■ STATED PROBLEM
Give back the full listing, character for character, with no pictures.

■ RECORDED DATA
+ + + + + + +
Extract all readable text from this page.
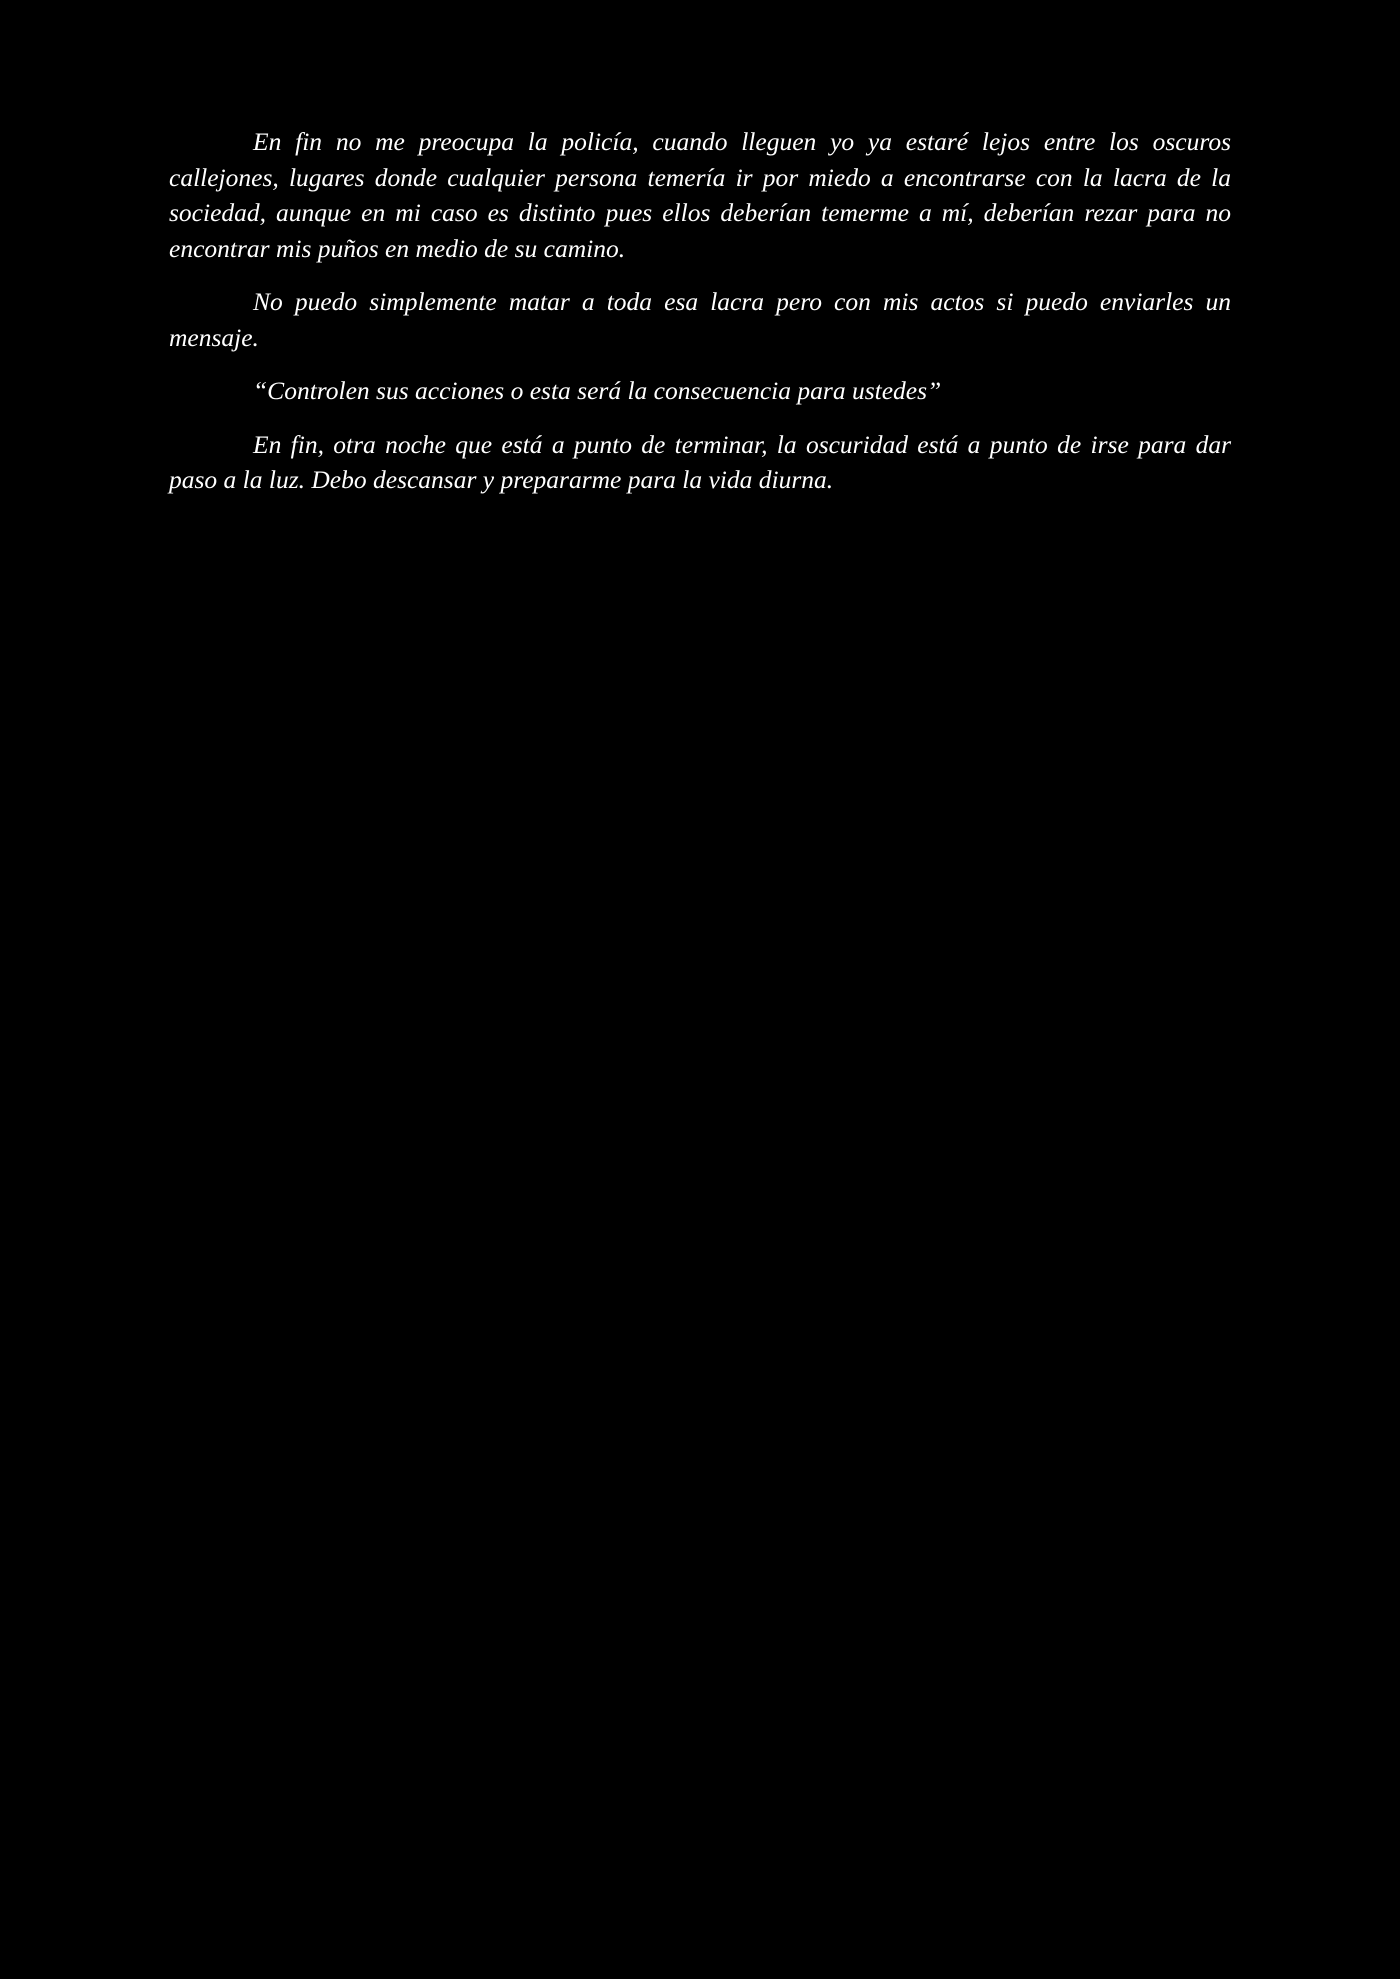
En fin no me preocupa la policía, cuando lleguen yo ya estaré lejos entre los oscuros callejones, lugares donde cualquier persona temería ir por miedo a encontrarse con la lacra de la sociedad, aunque en mi caso es distinto pues ellos deberían temerme a mí, deberían rezar para no encontrar mis puños en medio de su camino.

No puedo simplemente matar a toda esa lacra pero con mis actos si puedo enviarles un mensaje.

“Controlen sus acciones o esta será la consecuencia para ustedes”

En fin, otra noche que está a punto de terminar, la oscuridad está a punto de irse para dar paso a la luz. Debo descansar y prepararme para la vida diurna.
+ + + + + + +
■ WORKED ANSWER
Extract all readable text from this page.
En fin no me preocupa la policía, cuando lleguen yo ya estaré lejos entre los oscuros callejones, lugares donde cualquier persona temería ir por miedo a encontrarse con la lacra de la sociedad, aunque en mi caso es distinto pues ellos deberían temerme a mí, deberían rezar para no encontrar mis puños en medio de su camino.

No puedo simplemente matar a toda esa lacra pero con mis actos si puedo enviarles un mensaje.

“Controlen sus acciones o esta será la consecuencia para ustedes”

En fin, otra noche que está a punto de terminar, la oscuridad está a punto de irse para dar paso a la luz. Debo descansar y prepararme para la vida diurna.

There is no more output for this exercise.